Please write out the complete listing that follows, exactly as it reads.

* Start *

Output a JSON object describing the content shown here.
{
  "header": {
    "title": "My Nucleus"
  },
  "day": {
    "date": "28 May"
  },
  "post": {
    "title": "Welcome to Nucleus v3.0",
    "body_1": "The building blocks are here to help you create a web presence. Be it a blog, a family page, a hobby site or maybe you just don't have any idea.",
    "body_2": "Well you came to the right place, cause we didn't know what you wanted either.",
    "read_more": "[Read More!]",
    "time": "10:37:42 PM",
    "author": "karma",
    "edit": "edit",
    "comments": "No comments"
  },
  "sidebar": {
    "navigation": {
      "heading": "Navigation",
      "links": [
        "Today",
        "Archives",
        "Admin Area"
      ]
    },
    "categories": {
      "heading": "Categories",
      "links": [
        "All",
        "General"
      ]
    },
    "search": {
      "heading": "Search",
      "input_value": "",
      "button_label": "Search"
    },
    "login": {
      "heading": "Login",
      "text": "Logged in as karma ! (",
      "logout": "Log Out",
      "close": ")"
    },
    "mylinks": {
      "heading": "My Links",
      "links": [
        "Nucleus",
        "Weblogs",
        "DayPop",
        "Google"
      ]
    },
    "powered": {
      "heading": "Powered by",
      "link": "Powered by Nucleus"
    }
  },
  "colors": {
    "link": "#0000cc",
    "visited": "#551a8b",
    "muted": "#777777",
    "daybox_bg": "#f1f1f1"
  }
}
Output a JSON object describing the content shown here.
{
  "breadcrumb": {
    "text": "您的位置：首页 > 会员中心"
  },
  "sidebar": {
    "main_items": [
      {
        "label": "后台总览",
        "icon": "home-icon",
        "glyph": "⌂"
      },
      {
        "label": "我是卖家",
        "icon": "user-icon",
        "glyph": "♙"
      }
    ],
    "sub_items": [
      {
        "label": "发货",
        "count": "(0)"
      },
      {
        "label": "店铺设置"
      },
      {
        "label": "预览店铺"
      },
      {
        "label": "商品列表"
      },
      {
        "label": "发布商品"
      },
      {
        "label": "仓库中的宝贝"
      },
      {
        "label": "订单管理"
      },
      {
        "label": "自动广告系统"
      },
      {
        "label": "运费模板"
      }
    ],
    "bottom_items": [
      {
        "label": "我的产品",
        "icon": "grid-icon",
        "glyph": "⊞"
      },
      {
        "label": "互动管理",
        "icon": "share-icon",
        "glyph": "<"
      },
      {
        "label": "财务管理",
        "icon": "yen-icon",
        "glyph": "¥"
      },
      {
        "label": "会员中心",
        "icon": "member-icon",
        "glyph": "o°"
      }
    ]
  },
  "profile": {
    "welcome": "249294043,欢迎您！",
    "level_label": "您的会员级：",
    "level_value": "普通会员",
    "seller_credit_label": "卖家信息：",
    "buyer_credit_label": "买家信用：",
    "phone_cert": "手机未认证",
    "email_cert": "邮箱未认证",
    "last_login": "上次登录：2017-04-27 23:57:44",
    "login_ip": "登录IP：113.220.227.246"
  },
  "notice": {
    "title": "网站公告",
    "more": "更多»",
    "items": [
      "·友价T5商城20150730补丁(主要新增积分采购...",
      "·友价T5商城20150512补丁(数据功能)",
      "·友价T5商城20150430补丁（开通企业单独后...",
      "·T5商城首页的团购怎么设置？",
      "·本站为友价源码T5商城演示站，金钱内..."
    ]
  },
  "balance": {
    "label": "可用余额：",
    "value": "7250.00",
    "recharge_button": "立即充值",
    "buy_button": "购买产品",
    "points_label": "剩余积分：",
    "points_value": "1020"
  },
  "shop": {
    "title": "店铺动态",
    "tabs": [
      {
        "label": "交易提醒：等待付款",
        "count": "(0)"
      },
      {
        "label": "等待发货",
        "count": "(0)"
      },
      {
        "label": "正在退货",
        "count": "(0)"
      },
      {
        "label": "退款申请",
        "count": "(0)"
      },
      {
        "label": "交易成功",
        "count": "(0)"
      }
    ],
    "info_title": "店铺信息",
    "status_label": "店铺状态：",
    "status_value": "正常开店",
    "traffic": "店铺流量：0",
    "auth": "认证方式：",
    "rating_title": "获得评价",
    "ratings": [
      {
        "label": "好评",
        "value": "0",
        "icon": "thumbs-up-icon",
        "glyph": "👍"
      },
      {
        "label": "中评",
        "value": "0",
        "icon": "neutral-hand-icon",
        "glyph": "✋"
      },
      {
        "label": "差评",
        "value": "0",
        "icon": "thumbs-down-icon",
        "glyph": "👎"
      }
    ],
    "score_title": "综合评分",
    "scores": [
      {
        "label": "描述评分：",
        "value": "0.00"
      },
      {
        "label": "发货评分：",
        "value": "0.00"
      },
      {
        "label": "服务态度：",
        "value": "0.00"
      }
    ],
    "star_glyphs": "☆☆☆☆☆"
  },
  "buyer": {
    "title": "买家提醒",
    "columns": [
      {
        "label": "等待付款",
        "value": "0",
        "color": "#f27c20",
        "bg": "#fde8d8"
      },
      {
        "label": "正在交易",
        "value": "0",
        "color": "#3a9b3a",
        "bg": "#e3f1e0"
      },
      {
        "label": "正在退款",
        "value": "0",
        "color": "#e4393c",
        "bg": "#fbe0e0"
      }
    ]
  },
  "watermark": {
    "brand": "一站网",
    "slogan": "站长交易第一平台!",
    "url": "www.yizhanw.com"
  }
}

* End *

## Response to the task:
Output a JSON object describing the content shown here.
{
  "header": {
    "title": "My Nucleus"
  },
  "day": {
    "date": "28 May"
  },
  "post": {
    "title": "Welcome to Nucleus v3.0",
    "body_1": "The building blocks are here to help you create a web presence. Be it a blog, a family page, a hobby site or maybe you just don't have any idea.",
    "body_2": "Well you came to the right place, cause we didn't know what you wanted either.",
    "read_more": "[Read More!]",
    "time": "10:37:42 PM",
    "author": "karma",
    "edit": "edit",
    "comments": "No comments"
  },
  "sidebar": {
    "navigation": {
      "heading": "Navigation",
      "links": [
        "Today",
        "Archives",
        "Admin Area"
      ]
    },
    "categories": {
      "heading": "Categories",
      "links": [
        "All",
        "General"
      ]
    },
    "search": {
      "heading": "Search",
      "input_value": "",
      "button_label": "Search"
    },
    "login": {
      "heading": "Login",
      "text": "Logged in as karma ! (",
      "logout": "Log Out",
      "close": ")"
    },
    "mylinks": {
      "heading": "My Links",
      "links": [
        "Nucleus",
        "Weblogs",
        "DayPop",
        "Google"
      ]
    },
    "powered": {
      "heading": "Powered by",
      "link": "Powered by Nucleus"
    }
  },
  "colors": {
    "link": "#0000cc",
    "visited": "#551a8b",
    "muted": "#777777",
    "daybox_bg": "#f1f1f1"
  }
}
Output a JSON object describing the content shown here.
{
  "breadcrumb": {
    "text": "您的位置：首页 > 会员中心"
  },
  "sidebar": {
    "main_items": [
      {
        "label": "后台总览",
        "icon": "home-icon",
        "glyph": "⌂"
      },
      {
        "label": "我是卖家",
        "icon": "user-icon",
        "glyph": "♙"
      }
    ],
    "sub_items": [
      {
        "label": "发货",
        "count": "(0)"
      },
      {
        "label": "店铺设置"
      },
      {
        "label": "预览店铺"
      },
      {
        "label": "商品列表"
      },
      {
        "label": "发布商品"
      },
      {
        "label": "仓库中的宝贝"
      },
      {
        "label": "订单管理"
      },
      {
        "label": "自动广告系统"
      },
      {
        "label": "运费模板"
      }
    ],
    "bottom_items": [
      {
        "label": "我的产品",
        "icon": "grid-icon",
        "glyph": "⊞"
      },
      {
        "label": "互动管理",
        "icon": "share-icon",
        "glyph": "<"
      },
      {
        "label": "财务管理",
        "icon": "yen-icon",
        "glyph": "¥"
      },
      {
        "label": "会员中心",
        "icon": "member-icon",
        "glyph": "o°"
      }
    ]
  },
  "profile": {
    "welcome": "249294043,欢迎您！",
    "level_label": "您的会员级：",
    "level_value": "普通会员",
    "seller_credit_label": "卖家信息：",
    "buyer_credit_label": "买家信用：",
    "phone_cert": "手机未认证",
    "email_cert": "邮箱未认证",
    "last_login": "上次登录：2017-04-27 23:57:44",
    "login_ip": "登录IP：113.220.227.246"
  },
  "notice": {
    "title": "网站公告",
    "more": "更多»",
    "items": [
      "·友价T5商城20150730补丁(主要新增积分采购...",
      "·友价T5商城20150512补丁(数据功能)",
      "·友价T5商城20150430补丁（开通企业单独后...",
      "·T5商城首页的团购怎么设置？",
      "·本站为友价源码T5商城演示站，金钱内..."
    ]
  },
  "balance": {
    "label": "可用余额：",
    "value": "7250.00",
    "recharge_button": "立即充值",
    "buy_button": "购买产品",
    "points_label": "剩余积分：",
    "points_value": "1020"
  },
  "shop": {
    "title": "店铺动态",
    "tabs": [
      {
        "label": "交易提醒：等待付款",
        "count": "(0)"
      },
      {
        "label": "等待发货",
        "count": "(0)"
      },
      {
        "label": "正在退货",
        "count": "(0)"
      },
      {
        "label": "退款申请",
        "count": "(0)"
      },
      {
        "label": "交易成功",
        "count": "(0)"
      }
    ],
    "info_title": "店铺信息",
    "status_label": "店铺状态：",
    "status_value": "正常开店",
    "traffic": "店铺流量：0",
    "auth": "认证方式：",
    "rating_title": "获得评价",
    "ratings": [
      {
        "label": "好评",
        "value": "0",
        "icon": "thumbs-up-icon",
        "glyph": "👍"
      },
      {
        "label": "中评",
        "value": "0",
        "icon": "neutral-hand-icon",
        "glyph": "✋"
      },
      {
        "label": "差评",
        "value": "0",
        "icon": "thumbs-down-icon",
        "glyph": "👎"
      }
    ],
    "score_title": "综合评分",
    "scores": [
      {
        "label": "描述评分：",
        "value": "0.00"
      },
      {
        "label": "发货评分：",
        "value": "0.00"
      },
      {
        "label": "服务态度：",
        "value": "0.00"
      }
    ],
    "star_glyphs": "☆☆☆☆☆"
  },
  "buyer": {
    "title": "买家提醒",
    "columns": [
      {
        "label": "等待付款",
        "value": "0",
        "color": "#f27c20",
        "bg": "#fde8d8"
      },
      {
        "label": "正在交易",
        "value": "0",
        "color": "#3a9b3a",
        "bg": "#e3f1e0"
      },
      {
        "label": "正在退款",
        "value": "0",
        "color": "#e4393c",
        "bg": "#fbe0e0"
      }
    ]
  },
  "watermark": {
    "brand": "一站网",
    "slogan": "站长交易第一平台!",
    "url": "www.yizhanw.com"
  }
}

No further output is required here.